**Task directions:** Copy every line, leaving nothing out and adding nothing.

□ □ □ □ □ □ □

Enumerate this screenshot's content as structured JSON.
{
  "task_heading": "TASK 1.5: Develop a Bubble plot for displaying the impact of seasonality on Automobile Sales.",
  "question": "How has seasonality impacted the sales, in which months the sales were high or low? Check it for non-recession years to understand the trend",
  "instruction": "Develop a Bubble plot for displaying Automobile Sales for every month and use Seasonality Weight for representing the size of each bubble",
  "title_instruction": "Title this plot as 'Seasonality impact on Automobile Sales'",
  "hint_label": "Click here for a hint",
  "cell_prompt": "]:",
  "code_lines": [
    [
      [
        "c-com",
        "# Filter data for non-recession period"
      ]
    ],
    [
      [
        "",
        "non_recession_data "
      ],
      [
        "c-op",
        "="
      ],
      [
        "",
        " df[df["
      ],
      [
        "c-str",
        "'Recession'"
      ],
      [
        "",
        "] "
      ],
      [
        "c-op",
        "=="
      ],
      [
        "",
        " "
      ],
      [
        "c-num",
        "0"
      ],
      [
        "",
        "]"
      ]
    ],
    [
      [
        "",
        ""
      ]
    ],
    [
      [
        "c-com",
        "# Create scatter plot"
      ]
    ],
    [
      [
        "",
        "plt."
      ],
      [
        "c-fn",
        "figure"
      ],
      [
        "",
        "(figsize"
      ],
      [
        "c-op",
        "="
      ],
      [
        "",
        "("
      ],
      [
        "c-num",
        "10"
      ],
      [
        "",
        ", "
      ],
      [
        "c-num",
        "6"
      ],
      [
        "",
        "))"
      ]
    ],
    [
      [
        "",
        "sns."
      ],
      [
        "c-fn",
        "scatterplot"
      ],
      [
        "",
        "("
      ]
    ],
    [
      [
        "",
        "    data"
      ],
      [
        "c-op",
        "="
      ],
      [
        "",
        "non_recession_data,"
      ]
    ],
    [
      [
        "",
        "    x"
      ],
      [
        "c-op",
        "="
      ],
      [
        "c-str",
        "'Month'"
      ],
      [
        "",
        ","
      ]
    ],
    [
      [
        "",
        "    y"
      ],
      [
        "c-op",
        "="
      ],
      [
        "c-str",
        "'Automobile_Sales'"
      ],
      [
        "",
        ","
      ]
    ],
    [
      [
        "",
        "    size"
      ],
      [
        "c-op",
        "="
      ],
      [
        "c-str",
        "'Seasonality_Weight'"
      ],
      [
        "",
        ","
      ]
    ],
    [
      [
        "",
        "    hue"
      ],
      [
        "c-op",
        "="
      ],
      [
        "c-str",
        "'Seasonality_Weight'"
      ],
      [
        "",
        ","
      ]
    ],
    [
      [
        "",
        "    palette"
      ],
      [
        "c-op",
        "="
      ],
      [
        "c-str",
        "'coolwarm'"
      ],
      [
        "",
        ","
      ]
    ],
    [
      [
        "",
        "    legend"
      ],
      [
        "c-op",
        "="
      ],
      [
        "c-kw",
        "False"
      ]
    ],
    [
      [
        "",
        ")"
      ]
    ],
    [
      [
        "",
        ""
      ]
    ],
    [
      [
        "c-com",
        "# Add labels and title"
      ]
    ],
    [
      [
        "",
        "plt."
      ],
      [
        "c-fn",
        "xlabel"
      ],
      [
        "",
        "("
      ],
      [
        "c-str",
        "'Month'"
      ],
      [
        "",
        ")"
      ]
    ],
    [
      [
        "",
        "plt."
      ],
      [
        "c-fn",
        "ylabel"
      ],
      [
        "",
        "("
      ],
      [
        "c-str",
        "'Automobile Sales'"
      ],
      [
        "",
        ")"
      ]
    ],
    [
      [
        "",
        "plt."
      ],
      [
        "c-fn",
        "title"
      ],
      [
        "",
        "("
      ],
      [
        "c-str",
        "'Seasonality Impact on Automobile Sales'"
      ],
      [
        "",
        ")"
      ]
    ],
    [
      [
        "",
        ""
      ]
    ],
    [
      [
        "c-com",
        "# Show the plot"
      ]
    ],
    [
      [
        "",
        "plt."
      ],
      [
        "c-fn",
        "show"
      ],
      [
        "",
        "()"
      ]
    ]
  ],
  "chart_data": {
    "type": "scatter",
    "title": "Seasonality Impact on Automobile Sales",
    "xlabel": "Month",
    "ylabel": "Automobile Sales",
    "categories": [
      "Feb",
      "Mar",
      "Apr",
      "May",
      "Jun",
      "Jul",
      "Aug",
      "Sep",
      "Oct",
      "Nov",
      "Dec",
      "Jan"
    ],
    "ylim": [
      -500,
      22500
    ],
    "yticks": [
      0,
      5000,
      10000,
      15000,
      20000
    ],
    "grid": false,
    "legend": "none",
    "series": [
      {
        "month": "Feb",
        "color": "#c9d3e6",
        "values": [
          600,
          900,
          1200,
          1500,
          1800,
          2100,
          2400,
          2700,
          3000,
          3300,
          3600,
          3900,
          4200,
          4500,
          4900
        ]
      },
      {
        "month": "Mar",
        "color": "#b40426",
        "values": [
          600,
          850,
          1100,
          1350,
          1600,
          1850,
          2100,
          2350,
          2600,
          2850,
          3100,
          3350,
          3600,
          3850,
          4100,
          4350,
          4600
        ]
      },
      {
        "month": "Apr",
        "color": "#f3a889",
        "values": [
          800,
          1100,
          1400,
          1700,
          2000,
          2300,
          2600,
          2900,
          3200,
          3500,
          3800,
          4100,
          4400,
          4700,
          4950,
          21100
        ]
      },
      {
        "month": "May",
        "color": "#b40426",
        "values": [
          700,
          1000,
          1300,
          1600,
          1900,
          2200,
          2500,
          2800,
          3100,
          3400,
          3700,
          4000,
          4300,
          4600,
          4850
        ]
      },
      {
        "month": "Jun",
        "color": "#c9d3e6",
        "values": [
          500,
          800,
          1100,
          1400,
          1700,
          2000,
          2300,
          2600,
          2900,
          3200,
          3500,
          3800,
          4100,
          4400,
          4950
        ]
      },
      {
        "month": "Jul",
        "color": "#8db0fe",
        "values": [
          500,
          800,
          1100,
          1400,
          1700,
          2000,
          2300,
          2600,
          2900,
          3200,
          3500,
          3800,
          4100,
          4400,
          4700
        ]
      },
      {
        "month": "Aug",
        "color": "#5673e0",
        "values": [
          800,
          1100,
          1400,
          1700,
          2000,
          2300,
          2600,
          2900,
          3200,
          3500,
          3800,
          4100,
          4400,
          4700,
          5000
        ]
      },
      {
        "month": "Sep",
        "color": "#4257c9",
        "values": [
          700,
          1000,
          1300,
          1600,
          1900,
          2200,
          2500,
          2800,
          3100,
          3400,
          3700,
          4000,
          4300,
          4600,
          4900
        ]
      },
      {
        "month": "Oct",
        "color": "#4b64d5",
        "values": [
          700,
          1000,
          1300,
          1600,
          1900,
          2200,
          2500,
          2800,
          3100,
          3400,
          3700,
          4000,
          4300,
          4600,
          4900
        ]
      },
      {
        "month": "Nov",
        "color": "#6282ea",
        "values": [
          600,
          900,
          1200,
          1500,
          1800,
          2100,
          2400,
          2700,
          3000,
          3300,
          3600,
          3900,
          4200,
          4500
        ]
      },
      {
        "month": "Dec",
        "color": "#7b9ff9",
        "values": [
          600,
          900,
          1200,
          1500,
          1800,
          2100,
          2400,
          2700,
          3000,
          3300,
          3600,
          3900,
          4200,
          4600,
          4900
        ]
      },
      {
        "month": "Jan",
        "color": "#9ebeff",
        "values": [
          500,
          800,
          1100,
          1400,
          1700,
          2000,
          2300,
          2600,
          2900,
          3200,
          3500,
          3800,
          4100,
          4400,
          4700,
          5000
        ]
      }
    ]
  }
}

□ □ □ □ □ □ □

**Response:**
Enumerate this screenshot's content as structured JSON.
{
  "task_heading": "TASK 1.5: Develop a Bubble plot for displaying the impact of seasonality on Automobile Sales.",
  "question": "How has seasonality impacted the sales, in which months the sales were high or low? Check it for non-recession years to understand the trend",
  "instruction": "Develop a Bubble plot for displaying Automobile Sales for every month and use Seasonality Weight for representing the size of each bubble",
  "title_instruction": "Title this plot as 'Seasonality impact on Automobile Sales'",
  "hint_label": "Click here for a hint",
  "cell_prompt": "]:",
  "code_lines": [
    [
      [
        "c-com",
        "# Filter data for non-recession period"
      ]
    ],
    [
      [
        "",
        "non_recession_data "
      ],
      [
        "c-op",
        "="
      ],
      [
        "",
        " df[df["
      ],
      [
        "c-str",
        "'Recession'"
      ],
      [
        "",
        "] "
      ],
      [
        "c-op",
        "=="
      ],
      [
        "",
        " "
      ],
      [
        "c-num",
        "0"
      ],
      [
        "",
        "]"
      ]
    ],
    [
      [
        "",
        ""
      ]
    ],
    [
      [
        "c-com",
        "# Create scatter plot"
      ]
    ],
    [
      [
        "",
        "plt."
      ],
      [
        "c-fn",
        "figure"
      ],
      [
        "",
        "(figsize"
      ],
      [
        "c-op",
        "="
      ],
      [
        "",
        "("
      ],
      [
        "c-num",
        "10"
      ],
      [
        "",
        ", "
      ],
      [
        "c-num",
        "6"
      ],
      [
        "",
        "))"
      ]
    ],
    [
      [
        "",
        "sns."
      ],
      [
        "c-fn",
        "scatterplot"
      ],
      [
        "",
        "("
      ]
    ],
    [
      [
        "",
        "    data"
      ],
      [
        "c-op",
        "="
      ],
      [
        "",
        "non_recession_data,"
      ]
    ],
    [
      [
        "",
        "    x"
      ],
      [
        "c-op",
        "="
      ],
      [
        "c-str",
        "'Month'"
      ],
      [
        "",
        ","
      ]
    ],
    [
      [
        "",
        "    y"
      ],
      [
        "c-op",
        "="
      ],
      [
        "c-str",
        "'Automobile_Sales'"
      ],
      [
        "",
        ","
      ]
    ],
    [
      [
        "",
        "    size"
      ],
      [
        "c-op",
        "="
      ],
      [
        "c-str",
        "'Seasonality_Weight'"
      ],
      [
        "",
        ","
      ]
    ],
    [
      [
        "",
        "    hue"
      ],
      [
        "c-op",
        "="
      ],
      [
        "c-str",
        "'Seasonality_Weight'"
      ],
      [
        "",
        ","
      ]
    ],
    [
      [
        "",
        "    palette"
      ],
      [
        "c-op",
        "="
      ],
      [
        "c-str",
        "'coolwarm'"
      ],
      [
        "",
        ","
      ]
    ],
    [
      [
        "",
        "    legend"
      ],
      [
        "c-op",
        "="
      ],
      [
        "c-kw",
        "False"
      ]
    ],
    [
      [
        "",
        ")"
      ]
    ],
    [
      [
        "",
        ""
      ]
    ],
    [
      [
        "c-com",
        "# Add labels and title"
      ]
    ],
    [
      [
        "",
        "plt."
      ],
      [
        "c-fn",
        "xlabel"
      ],
      [
        "",
        "("
      ],
      [
        "c-str",
        "'Month'"
      ],
      [
        "",
        ")"
      ]
    ],
    [
      [
        "",
        "plt."
      ],
      [
        "c-fn",
        "ylabel"
      ],
      [
        "",
        "("
      ],
      [
        "c-str",
        "'Automobile Sales'"
      ],
      [
        "",
        ")"
      ]
    ],
    [
      [
        "",
        "plt."
      ],
      [
        "c-fn",
        "title"
      ],
      [
        "",
        "("
      ],
      [
        "c-str",
        "'Seasonality Impact on Automobile Sales'"
      ],
      [
        "",
        ")"
      ]
    ],
    [
      [
        "",
        ""
      ]
    ],
    [
      [
        "c-com",
        "# Show the plot"
      ]
    ],
    [
      [
        "",
        "plt."
      ],
      [
        "c-fn",
        "show"
      ],
      [
        "",
        "()"
      ]
    ]
  ],
  "chart_data": {
    "type": "scatter",
    "title": "Seasonality Impact on Automobile Sales",
    "xlabel": "Month",
    "ylabel": "Automobile Sales",
    "categories": [
      "Feb",
      "Mar",
      "Apr",
      "May",
      "Jun",
      "Jul",
      "Aug",
      "Sep",
      "Oct",
      "Nov",
      "Dec",
      "Jan"
    ],
    "ylim": [
      -500,
      22500
    ],
    "yticks": [
      0,
      5000,
      10000,
      15000,
      20000
    ],
    "grid": false,
    "legend": "none",
    "series": [
      {
        "month": "Feb",
        "color": "#c9d3e6",
        "values": [
          600,
          900,
          1200,
          1500,
          1800,
          2100,
          2400,
          2700,
          3000,
          3300,
          3600,
          3900,
          4200,
          4500,
          4900
        ]
      },
      {
        "month": "Mar",
        "color": "#b40426",
        "values": [
          600,
          850,
          1100,
          1350,
          1600,
          1850,
          2100,
          2350,
          2600,
          2850,
          3100,
          3350,
          3600,
          3850,
          4100,
          4350,
          4600
        ]
      },
      {
        "month": "Apr",
        "color": "#f3a889",
        "values": [
          800,
          1100,
          1400,
          1700,
          2000,
          2300,
          2600,
          2900,
          3200,
          3500,
          3800,
          4100,
          4400,
          4700,
          4950,
          21100
        ]
      },
      {
        "month": "May",
        "color": "#b40426",
        "values": [
          700,
          1000,
          1300,
          1600,
          1900,
          2200,
          2500,
          2800,
          3100,
          3400,
          3700,
          4000,
          4300,
          4600,
          4850
        ]
      },
      {
        "month": "Jun",
        "color": "#c9d3e6",
        "values": [
          500,
          800,
          1100,
          1400,
          1700,
          2000,
          2300,
          2600,
          2900,
          3200,
          3500,
          3800,
          4100,
          4400,
          4950
        ]
      },
      {
        "month": "Jul",
        "color": "#8db0fe",
        "values": [
          500,
          800,
          1100,
          1400,
          1700,
          2000,
          2300,
          2600,
          2900,
          3200,
          3500,
          3800,
          4100,
          4400,
          4700
        ]
      },
      {
        "month": "Aug",
        "color": "#5673e0",
        "values": [
          800,
          1100,
          1400,
          1700,
          2000,
          2300,
          2600,
          2900,
          3200,
          3500,
          3800,
          4100,
          4400,
          4700,
          5000
        ]
      },
      {
        "month": "Sep",
        "color": "#4257c9",
        "values": [
          700,
          1000,
          1300,
          1600,
          1900,
          2200,
          2500,
          2800,
          3100,
          3400,
          3700,
          4000,
          4300,
          4600,
          4900
        ]
      },
      {
        "month": "Oct",
        "color": "#4b64d5",
        "values": [
          700,
          1000,
          1300,
          1600,
          1900,
          2200,
          2500,
          2800,
          3100,
          3400,
          3700,
          4000,
          4300,
          4600,
          4900
        ]
      },
      {
        "month": "Nov",
        "color": "#6282ea",
        "values": [
          600,
          900,
          1200,
          1500,
          1800,
          2100,
          2400,
          2700,
          3000,
          3300,
          3600,
          3900,
          4200,
          4500
        ]
      },
      {
        "month": "Dec",
        "color": "#7b9ff9",
        "values": [
          600,
          900,
          1200,
          1500,
          1800,
          2100,
          2400,
          2700,
          3000,
          3300,
          3600,
          3900,
          4200,
          4600,
          4900
        ]
      },
      {
        "month": "Jan",
        "color": "#9ebeff",
        "values": [
          500,
          800,
          1100,
          1400,
          1700,
          2000,
          2300,
          2600,
          2900,
          3200,
          3500,
          3800,
          4100,
          4400,
          4700,
          5000
        ]
      }
    ]
  }
}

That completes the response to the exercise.